Problem to work on
Reproduce the listing below verbatim.

** Start of Provided information **

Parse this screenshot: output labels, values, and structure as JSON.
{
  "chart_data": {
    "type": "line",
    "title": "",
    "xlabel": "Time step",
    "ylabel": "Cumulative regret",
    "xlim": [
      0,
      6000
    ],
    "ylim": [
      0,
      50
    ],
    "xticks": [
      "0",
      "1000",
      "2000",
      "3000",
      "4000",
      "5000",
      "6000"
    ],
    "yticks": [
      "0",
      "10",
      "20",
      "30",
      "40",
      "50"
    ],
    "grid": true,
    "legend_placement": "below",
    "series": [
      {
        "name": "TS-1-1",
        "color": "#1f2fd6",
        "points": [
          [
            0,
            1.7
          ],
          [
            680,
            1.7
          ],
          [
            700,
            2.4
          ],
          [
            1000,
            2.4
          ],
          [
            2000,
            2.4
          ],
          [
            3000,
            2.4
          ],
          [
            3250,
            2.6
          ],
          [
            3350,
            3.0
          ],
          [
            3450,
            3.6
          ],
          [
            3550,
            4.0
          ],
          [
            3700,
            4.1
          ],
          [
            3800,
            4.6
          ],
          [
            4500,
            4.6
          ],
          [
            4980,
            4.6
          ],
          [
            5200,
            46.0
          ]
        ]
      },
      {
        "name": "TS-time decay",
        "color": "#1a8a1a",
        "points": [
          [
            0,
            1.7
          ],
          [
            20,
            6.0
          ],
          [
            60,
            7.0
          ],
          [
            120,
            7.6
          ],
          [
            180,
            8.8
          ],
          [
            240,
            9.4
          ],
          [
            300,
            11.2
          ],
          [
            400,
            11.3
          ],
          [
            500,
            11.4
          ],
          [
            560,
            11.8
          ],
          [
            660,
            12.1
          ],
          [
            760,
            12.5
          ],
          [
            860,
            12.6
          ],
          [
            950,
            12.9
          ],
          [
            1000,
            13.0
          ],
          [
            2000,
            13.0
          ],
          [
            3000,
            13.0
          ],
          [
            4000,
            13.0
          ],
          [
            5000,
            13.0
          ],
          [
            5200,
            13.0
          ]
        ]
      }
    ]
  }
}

** End of Provided information **

Reply to the task
Parse this screenshot: output labels, values, and structure as JSON.
{
  "chart_data": {
    "type": "line",
    "title": "",
    "xlabel": "Time step",
    "ylabel": "Cumulative regret",
    "xlim": [
      0,
      6000
    ],
    "ylim": [
      0,
      50
    ],
    "xticks": [
      "0",
      "1000",
      "2000",
      "3000",
      "4000",
      "5000",
      "6000"
    ],
    "yticks": [
      "0",
      "10",
      "20",
      "30",
      "40",
      "50"
    ],
    "grid": true,
    "legend_placement": "below",
    "series": [
      {
        "name": "TS-1-1",
        "color": "#1f2fd6",
        "points": [
          [
            0,
            1.7
          ],
          [
            680,
            1.7
          ],
          [
            700,
            2.4
          ],
          [
            1000,
            2.4
          ],
          [
            2000,
            2.4
          ],
          [
            3000,
            2.4
          ],
          [
            3250,
            2.6
          ],
          [
            3350,
            3.0
          ],
          [
            3450,
            3.6
          ],
          [
            3550,
            4.0
          ],
          [
            3700,
            4.1
          ],
          [
            3800,
            4.6
          ],
          [
            4500,
            4.6
          ],
          [
            4980,
            4.6
          ],
          [
            5200,
            46.0
          ]
        ]
      },
      {
        "name": "TS-time decay",
        "color": "#1a8a1a",
        "points": [
          [
            0,
            1.7
          ],
          [
            20,
            6.0
          ],
          [
            60,
            7.0
          ],
          [
            120,
            7.6
          ],
          [
            180,
            8.8
          ],
          [
            240,
            9.4
          ],
          [
            300,
            11.2
          ],
          [
            400,
            11.3
          ],
          [
            500,
            11.4
          ],
          [
            560,
            11.8
          ],
          [
            660,
            12.1
          ],
          [
            760,
            12.5
          ],
          [
            860,
            12.6
          ],
          [
            950,
            12.9
          ],
          [
            1000,
            13.0
          ],
          [
            2000,
            13.0
          ],
          [
            3000,
            13.0
          ],
          [
            4000,
            13.0
          ],
          [
            5000,
            13.0
          ],
          [
            5200,
            13.0
          ]
        ]
      }
    ]
  }
}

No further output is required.